Write out the full set of records exactly. Any pictures in them do not belong in the copy.

· · · · ·

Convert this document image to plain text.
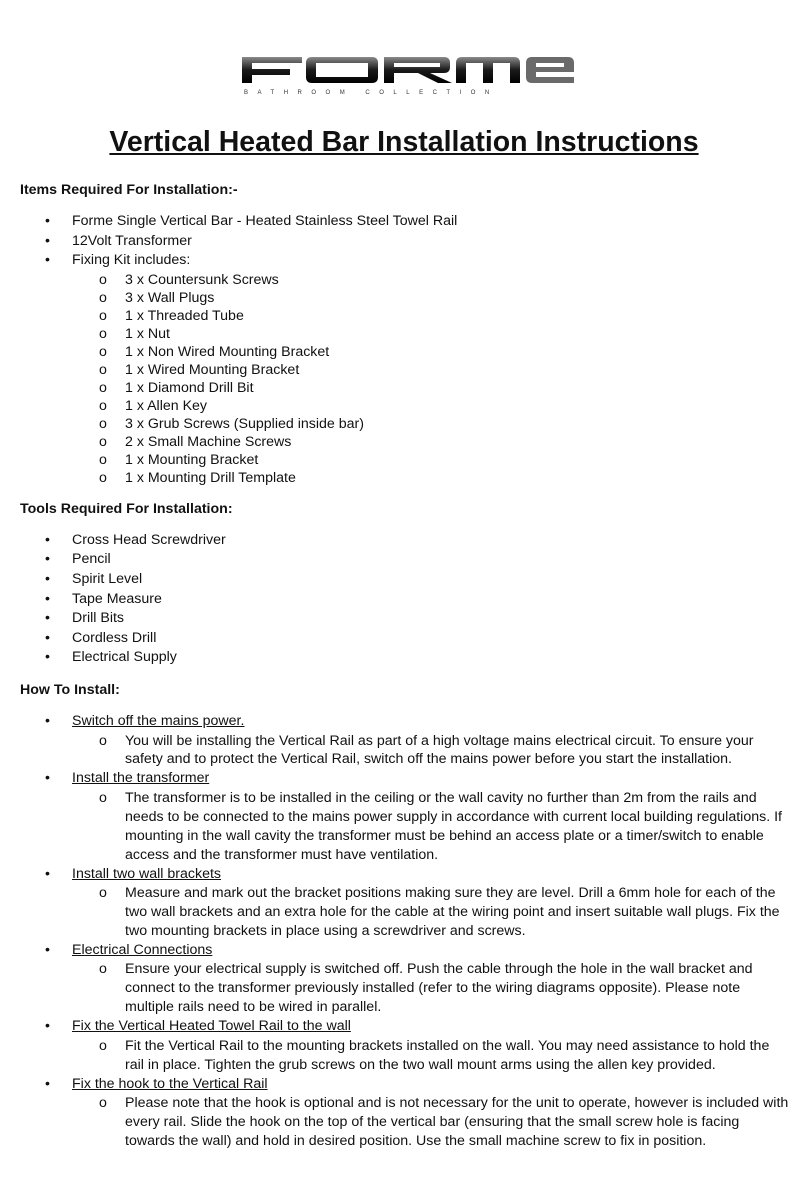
BATHROOM COLLECTION
Vertical Heated Bar Installation Instructions

Items Required For Installation:-

• Forme Single Vertical Bar - Heated Stainless Steel Towel Rail
• 12Volt Transformer
• Fixing Kit includes:
o 3 x Countersunk Screws
o 3 x Wall Plugs
o 1 x Threaded Tube
o 1 x Nut
o 1 x Non Wired Mounting Bracket
o 1 x Wired Mounting Bracket
o 1 x Diamond Drill Bit
o 1 x Allen Key
o 3 x Grub Screws (Supplied inside bar)
o 2 x Small Machine Screws
o 1 x Mounting Bracket
o 1 x Mounting Drill Template

Tools Required For Installation:

• Cross Head Screwdriver
• Pencil
• Spirit Level
• Tape Measure
• Drill Bits
• Cordless Drill
• Electrical Supply

How To Install:

• Switch off the mains power.
o You will be installing the Vertical Rail as part of a high voltage mains electrical circuit. To ensure your safety and to protect the Vertical Rail, switch off the mains power before you start the installation.
• Install the transformer
o The transformer is to be installed in the ceiling or the wall cavity no further than 2m from the rails and needs to be connected to the mains power supply in accordance with current local building regulations. If mounting in the wall cavity the transformer must be behind an access plate or a timer/switch to enable access and the transformer must have ventilation.
• Install two wall brackets
o Measure and mark out the bracket positions making sure they are level. Drill a 6mm hole for each of the two wall brackets and an extra hole for the cable at the wiring point and insert suitable wall plugs. Fix the two mounting brackets in place using a screwdriver and screws.
• Electrical Connections
o Ensure your electrical supply is switched off. Push the cable through the hole in the wall bracket and connect to the transformer previously installed (refer to the wiring diagrams opposite). Please note multiple rails need to be wired in parallel.
• Fix the Vertical Heated Towel Rail to the wall
o Fit the Vertical Rail to the mounting brackets installed on the wall. You may need assistance to hold the rail in place. Tighten the grub screws on the two wall mount arms using the allen key provided.
• Fix the hook to the Vertical Rail
o Please note that the hook is optional and is not necessary for the unit to operate, however is included with every rail. Slide the hook on the top of the vertical bar (ensuring that the small screw hole is facing towards the wall) and hold in desired position. Use the small machine screw to fix in position.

· · · · ·

● FINISHED TASK
Convert this document image to plain text.
BATHROOM COLLECTION
Vertical Heated Bar Installation Instructions

Items Required For Installation:-

• Forme Single Vertical Bar - Heated Stainless Steel Towel Rail
• 12Volt Transformer
• Fixing Kit includes:
o 3 x Countersunk Screws
o 3 x Wall Plugs
o 1 x Threaded Tube
o 1 x Nut
o 1 x Non Wired Mounting Bracket
o 1 x Wired Mounting Bracket
o 1 x Diamond Drill Bit
o 1 x Allen Key
o 3 x Grub Screws (Supplied inside bar)
o 2 x Small Machine Screws
o 1 x Mounting Bracket
o 1 x Mounting Drill Template

Tools Required For Installation:

• Cross Head Screwdriver
• Pencil
• Spirit Level
• Tape Measure
• Drill Bits
• Cordless Drill
• Electrical Supply

How To Install:

• Switch off the mains power.
o You will be installing the Vertical Rail as part of a high voltage mains electrical circuit. To ensure your safety and to protect the Vertical Rail, switch off the mains power before you start the installation.
• Install the transformer
o The transformer is to be installed in the ceiling or the wall cavity no further than 2m from the rails and needs to be connected to the mains power supply in accordance with current local building regulations. If mounting in the wall cavity the transformer must be behind an access plate or a timer/switch to enable access and the transformer must have ventilation.
• Install two wall brackets
o Measure and mark out the bracket positions making sure they are level. Drill a 6mm hole for each of the two wall brackets and an extra hole for the cable at the wiring point and insert suitable wall plugs. Fix the two mounting brackets in place using a screwdriver and screws.
• Electrical Connections
o Ensure your electrical supply is switched off. Push the cable through the hole in the wall bracket and connect to the transformer previously installed (refer to the wiring diagrams opposite). Please note multiple rails need to be wired in parallel.
• Fix the Vertical Heated Towel Rail to the wall
o Fit the Vertical Rail to the mounting brackets installed on the wall. You may need assistance to hold the rail in place. Tighten the grub screws on the two wall mount arms using the allen key provided.
• Fix the hook to the Vertical Rail
o Please note that the hook is optional and is not necessary for the unit to operate, however is included with every rail. Slide the hook on the top of the vertical bar (ensuring that the small screw hole is facing towards the wall) and hold in desired position. Use the small machine screw to fix in position.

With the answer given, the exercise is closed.